## Exercise prompt
Return the listing below verbatim. Pictures do not belong in the copy.

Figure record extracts
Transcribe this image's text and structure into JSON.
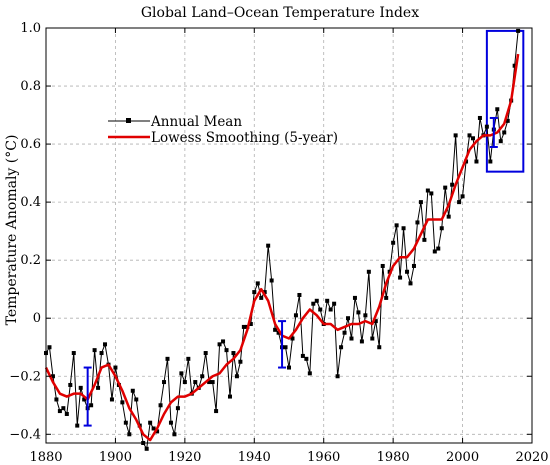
{
  "chart_data": {
    "type": "line",
    "title": "Global Land–Ocean Temperature Index",
    "xlabel": "",
    "ylabel": "Temperature Anomaly (°C)",
    "xlim": [
      1880,
      2020
    ],
    "ylim": [
      -0.43,
      1.0
    ],
    "x_ticks": [
      1880,
      1900,
      1920,
      1940,
      1960,
      1980,
      2000,
      2020
    ],
    "y_ticks": [
      -0.4,
      -0.2,
      0,
      0.2,
      0.4,
      0.6,
      0.8,
      1.0
    ],
    "y_tick_labels": [
      "−0.4",
      "−0.2",
      "0",
      "0.2",
      "0.4",
      "0.6",
      "0.8",
      "1.0"
    ],
    "grid": true,
    "legend_placement": "upper-left",
    "series": [
      {
        "name": "Annual Mean",
        "color": "#000000",
        "marker": "square",
        "x": [
          1880,
          1881,
          1882,
          1883,
          1884,
          1885,
          1886,
          1887,
          1888,
          1889,
          1890,
          1891,
          1892,
          1893,
          1894,
          1895,
          1896,
          1897,
          1898,
          1899,
          1900,
          1901,
          1902,
          1903,
          1904,
          1905,
          1906,
          1907,
          1908,
          1909,
          1910,
          1911,
          1912,
          1913,
          1914,
          1915,
          1916,
          1917,
          1918,
          1919,
          1920,
          1921,
          1922,
          1923,
          1924,
          1925,
          1926,
          1927,
          1928,
          1929,
          1930,
          1931,
          1932,
          1933,
          1934,
          1935,
          1936,
          1937,
          1938,
          1939,
          1940,
          1941,
          1942,
          1943,
          1944,
          1945,
          1946,
          1947,
          1948,
          1949,
          1950,
          1951,
          1952,
          1953,
          1954,
          1955,
          1956,
          1957,
          1958,
          1959,
          1960,
          1961,
          1962,
          1963,
          1964,
          1965,
          1966,
          1967,
          1968,
          1969,
          1970,
          1971,
          1972,
          1973,
          1974,
          1975,
          1976,
          1977,
          1978,
          1979,
          1980,
          1981,
          1982,
          1983,
          1984,
          1985,
          1986,
          1987,
          1988,
          1989,
          1990,
          1991,
          1992,
          1993,
          1994,
          1995,
          1996,
          1997,
          1998,
          1999,
          2000,
          2001,
          2002,
          2003,
          2004,
          2005,
          2006,
          2007,
          2008,
          2009,
          2010,
          2011,
          2012,
          2013,
          2014,
          2015,
          2016
        ],
        "values": [
          -0.12,
          -0.1,
          -0.2,
          -0.28,
          -0.32,
          -0.31,
          -0.33,
          -0.23,
          -0.12,
          -0.37,
          -0.24,
          -0.28,
          -0.31,
          -0.3,
          -0.11,
          -0.24,
          -0.12,
          -0.09,
          -0.16,
          -0.28,
          -0.17,
          -0.23,
          -0.29,
          -0.36,
          -0.4,
          -0.25,
          -0.28,
          -0.37,
          -0.43,
          -0.45,
          -0.36,
          -0.38,
          -0.39,
          -0.3,
          -0.22,
          -0.14,
          -0.36,
          -0.4,
          -0.31,
          -0.19,
          -0.22,
          -0.14,
          -0.26,
          -0.22,
          -0.24,
          -0.2,
          -0.12,
          -0.22,
          -0.22,
          -0.32,
          -0.09,
          -0.08,
          -0.11,
          -0.27,
          -0.12,
          -0.2,
          -0.15,
          -0.03,
          -0.03,
          -0.02,
          0.09,
          0.12,
          0.07,
          0.09,
          0.25,
          0.13,
          -0.04,
          -0.05,
          -0.1,
          -0.1,
          -0.17,
          -0.07,
          0.01,
          0.08,
          -0.13,
          -0.14,
          -0.19,
          0.05,
          0.06,
          0.03,
          -0.02,
          0.06,
          0.03,
          0.05,
          -0.2,
          -0.1,
          -0.05,
          0.0,
          -0.07,
          0.07,
          0.02,
          -0.08,
          0.01,
          0.16,
          -0.07,
          -0.01,
          -0.1,
          0.18,
          0.07,
          0.16,
          0.26,
          0.32,
          0.14,
          0.31,
          0.16,
          0.12,
          0.18,
          0.33,
          0.4,
          0.27,
          0.44,
          0.43,
          0.23,
          0.24,
          0.31,
          0.45,
          0.35,
          0.46,
          0.63,
          0.4,
          0.42,
          0.54,
          0.63,
          0.62,
          0.54,
          0.69,
          0.63,
          0.66,
          0.54,
          0.65,
          0.72,
          0.61,
          0.64,
          0.68,
          0.75,
          0.87,
          0.99
        ]
      },
      {
        "name": "Lowess Smoothing (5-year)",
        "color": "#e00000",
        "x": [
          1880,
          1882,
          1884,
          1886,
          1888,
          1890,
          1892,
          1894,
          1896,
          1898,
          1900,
          1902,
          1904,
          1906,
          1908,
          1910,
          1912,
          1914,
          1916,
          1918,
          1920,
          1922,
          1924,
          1926,
          1928,
          1930,
          1932,
          1934,
          1936,
          1938,
          1940,
          1942,
          1944,
          1946,
          1948,
          1950,
          1952,
          1954,
          1956,
          1958,
          1960,
          1962,
          1964,
          1966,
          1968,
          1970,
          1972,
          1974,
          1976,
          1978,
          1980,
          1982,
          1984,
          1986,
          1988,
          1990,
          1992,
          1994,
          1996,
          1998,
          2000,
          2002,
          2004,
          2006,
          2008,
          2010,
          2012,
          2014,
          2016
        ],
        "values": [
          -0.17,
          -0.22,
          -0.26,
          -0.27,
          -0.26,
          -0.26,
          -0.28,
          -0.23,
          -0.17,
          -0.16,
          -0.2,
          -0.25,
          -0.31,
          -0.35,
          -0.4,
          -0.42,
          -0.38,
          -0.33,
          -0.29,
          -0.27,
          -0.27,
          -0.26,
          -0.24,
          -0.22,
          -0.2,
          -0.19,
          -0.16,
          -0.14,
          -0.11,
          -0.04,
          0.06,
          0.1,
          0.06,
          -0.02,
          -0.06,
          -0.07,
          -0.04,
          0.0,
          0.03,
          0.01,
          -0.02,
          -0.02,
          -0.04,
          -0.03,
          -0.02,
          -0.02,
          -0.01,
          -0.02,
          0.04,
          0.12,
          0.18,
          0.21,
          0.21,
          0.24,
          0.29,
          0.34,
          0.34,
          0.34,
          0.39,
          0.46,
          0.52,
          0.58,
          0.61,
          0.63,
          0.63,
          0.64,
          0.67,
          0.75,
          0.91
        ]
      }
    ],
    "error_bars": [
      {
        "x": 1892,
        "low": -0.37,
        "high": -0.17,
        "color": "#0000dd"
      },
      {
        "x": 1948,
        "low": -0.17,
        "high": -0.01,
        "color": "#0000dd"
      },
      {
        "x": 2009,
        "low": 0.59,
        "high": 0.69,
        "color": "#0000dd"
      }
    ],
    "highlight_box": {
      "x_range": [
        2007,
        2017.5
      ],
      "y_range": [
        0.505,
        0.99
      ],
      "color": "#0000dd"
    }
  }
}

## Output for this task
Transcribe this image's text and structure into JSON.
{
  "chart_data": {
    "type": "line",
    "title": "Global Land–Ocean Temperature Index",
    "xlabel": "",
    "ylabel": "Temperature Anomaly (°C)",
    "xlim": [
      1880,
      2020
    ],
    "ylim": [
      -0.43,
      1.0
    ],
    "x_ticks": [
      1880,
      1900,
      1920,
      1940,
      1960,
      1980,
      2000,
      2020
    ],
    "y_ticks": [
      -0.4,
      -0.2,
      0,
      0.2,
      0.4,
      0.6,
      0.8,
      1.0
    ],
    "y_tick_labels": [
      "−0.4",
      "−0.2",
      "0",
      "0.2",
      "0.4",
      "0.6",
      "0.8",
      "1.0"
    ],
    "grid": true,
    "legend_placement": "upper-left",
    "series": [
      {
        "name": "Annual Mean",
        "color": "#000000",
        "marker": "square",
        "x": [
          1880,
          1881,
          1882,
          1883,
          1884,
          1885,
          1886,
          1887,
          1888,
          1889,
          1890,
          1891,
          1892,
          1893,
          1894,
          1895,
          1896,
          1897,
          1898,
          1899,
          1900,
          1901,
          1902,
          1903,
          1904,
          1905,
          1906,
          1907,
          1908,
          1909,
          1910,
          1911,
          1912,
          1913,
          1914,
          1915,
          1916,
          1917,
          1918,
          1919,
          1920,
          1921,
          1922,
          1923,
          1924,
          1925,
          1926,
          1927,
          1928,
          1929,
          1930,
          1931,
          1932,
          1933,
          1934,
          1935,
          1936,
          1937,
          1938,
          1939,
          1940,
          1941,
          1942,
          1943,
          1944,
          1945,
          1946,
          1947,
          1948,
          1949,
          1950,
          1951,
          1952,
          1953,
          1954,
          1955,
          1956,
          1957,
          1958,
          1959,
          1960,
          1961,
          1962,
          1963,
          1964,
          1965,
          1966,
          1967,
          1968,
          1969,
          1970,
          1971,
          1972,
          1973,
          1974,
          1975,
          1976,
          1977,
          1978,
          1979,
          1980,
          1981,
          1982,
          1983,
          1984,
          1985,
          1986,
          1987,
          1988,
          1989,
          1990,
          1991,
          1992,
          1993,
          1994,
          1995,
          1996,
          1997,
          1998,
          1999,
          2000,
          2001,
          2002,
          2003,
          2004,
          2005,
          2006,
          2007,
          2008,
          2009,
          2010,
          2011,
          2012,
          2013,
          2014,
          2015,
          2016
        ],
        "values": [
          -0.12,
          -0.1,
          -0.2,
          -0.28,
          -0.32,
          -0.31,
          -0.33,
          -0.23,
          -0.12,
          -0.37,
          -0.24,
          -0.28,
          -0.31,
          -0.3,
          -0.11,
          -0.24,
          -0.12,
          -0.09,
          -0.16,
          -0.28,
          -0.17,
          -0.23,
          -0.29,
          -0.36,
          -0.4,
          -0.25,
          -0.28,
          -0.37,
          -0.43,
          -0.45,
          -0.36,
          -0.38,
          -0.39,
          -0.3,
          -0.22,
          -0.14,
          -0.36,
          -0.4,
          -0.31,
          -0.19,
          -0.22,
          -0.14,
          -0.26,
          -0.22,
          -0.24,
          -0.2,
          -0.12,
          -0.22,
          -0.22,
          -0.32,
          -0.09,
          -0.08,
          -0.11,
          -0.27,
          -0.12,
          -0.2,
          -0.15,
          -0.03,
          -0.03,
          -0.02,
          0.09,
          0.12,
          0.07,
          0.09,
          0.25,
          0.13,
          -0.04,
          -0.05,
          -0.1,
          -0.1,
          -0.17,
          -0.07,
          0.01,
          0.08,
          -0.13,
          -0.14,
          -0.19,
          0.05,
          0.06,
          0.03,
          -0.02,
          0.06,
          0.03,
          0.05,
          -0.2,
          -0.1,
          -0.05,
          0.0,
          -0.07,
          0.07,
          0.02,
          -0.08,
          0.01,
          0.16,
          -0.07,
          -0.01,
          -0.1,
          0.18,
          0.07,
          0.16,
          0.26,
          0.32,
          0.14,
          0.31,
          0.16,
          0.12,
          0.18,
          0.33,
          0.4,
          0.27,
          0.44,
          0.43,
          0.23,
          0.24,
          0.31,
          0.45,
          0.35,
          0.46,
          0.63,
          0.4,
          0.42,
          0.54,
          0.63,
          0.62,
          0.54,
          0.69,
          0.63,
          0.66,
          0.54,
          0.65,
          0.72,
          0.61,
          0.64,
          0.68,
          0.75,
          0.87,
          0.99
        ]
      },
      {
        "name": "Lowess Smoothing (5-year)",
        "color": "#e00000",
        "x": [
          1880,
          1882,
          1884,
          1886,
          1888,
          1890,
          1892,
          1894,
          1896,
          1898,
          1900,
          1902,
          1904,
          1906,
          1908,
          1910,
          1912,
          1914,
          1916,
          1918,
          1920,
          1922,
          1924,
          1926,
          1928,
          1930,
          1932,
          1934,
          1936,
          1938,
          1940,
          1942,
          1944,
          1946,
          1948,
          1950,
          1952,
          1954,
          1956,
          1958,
          1960,
          1962,
          1964,
          1966,
          1968,
          1970,
          1972,
          1974,
          1976,
          1978,
          1980,
          1982,
          1984,
          1986,
          1988,
          1990,
          1992,
          1994,
          1996,
          1998,
          2000,
          2002,
          2004,
          2006,
          2008,
          2010,
          2012,
          2014,
          2016
        ],
        "values": [
          -0.17,
          -0.22,
          -0.26,
          -0.27,
          -0.26,
          -0.26,
          -0.28,
          -0.23,
          -0.17,
          -0.16,
          -0.2,
          -0.25,
          -0.31,
          -0.35,
          -0.4,
          -0.42,
          -0.38,
          -0.33,
          -0.29,
          -0.27,
          -0.27,
          -0.26,
          -0.24,
          -0.22,
          -0.2,
          -0.19,
          -0.16,
          -0.14,
          -0.11,
          -0.04,
          0.06,
          0.1,
          0.06,
          -0.02,
          -0.06,
          -0.07,
          -0.04,
          0.0,
          0.03,
          0.01,
          -0.02,
          -0.02,
          -0.04,
          -0.03,
          -0.02,
          -0.02,
          -0.01,
          -0.02,
          0.04,
          0.12,
          0.18,
          0.21,
          0.21,
          0.24,
          0.29,
          0.34,
          0.34,
          0.34,
          0.39,
          0.46,
          0.52,
          0.58,
          0.61,
          0.63,
          0.63,
          0.64,
          0.67,
          0.75,
          0.91
        ]
      }
    ],
    "error_bars": [
      {
        "x": 1892,
        "low": -0.37,
        "high": -0.17,
        "color": "#0000dd"
      },
      {
        "x": 1948,
        "low": -0.17,
        "high": -0.01,
        "color": "#0000dd"
      },
      {
        "x": 2009,
        "low": 0.59,
        "high": 0.69,
        "color": "#0000dd"
      }
    ],
    "highlight_box": {
      "x_range": [
        2007,
        2017.5
      ],
      "y_range": [
        0.505,
        0.99
      ],
      "color": "#0000dd"
    }
  }
}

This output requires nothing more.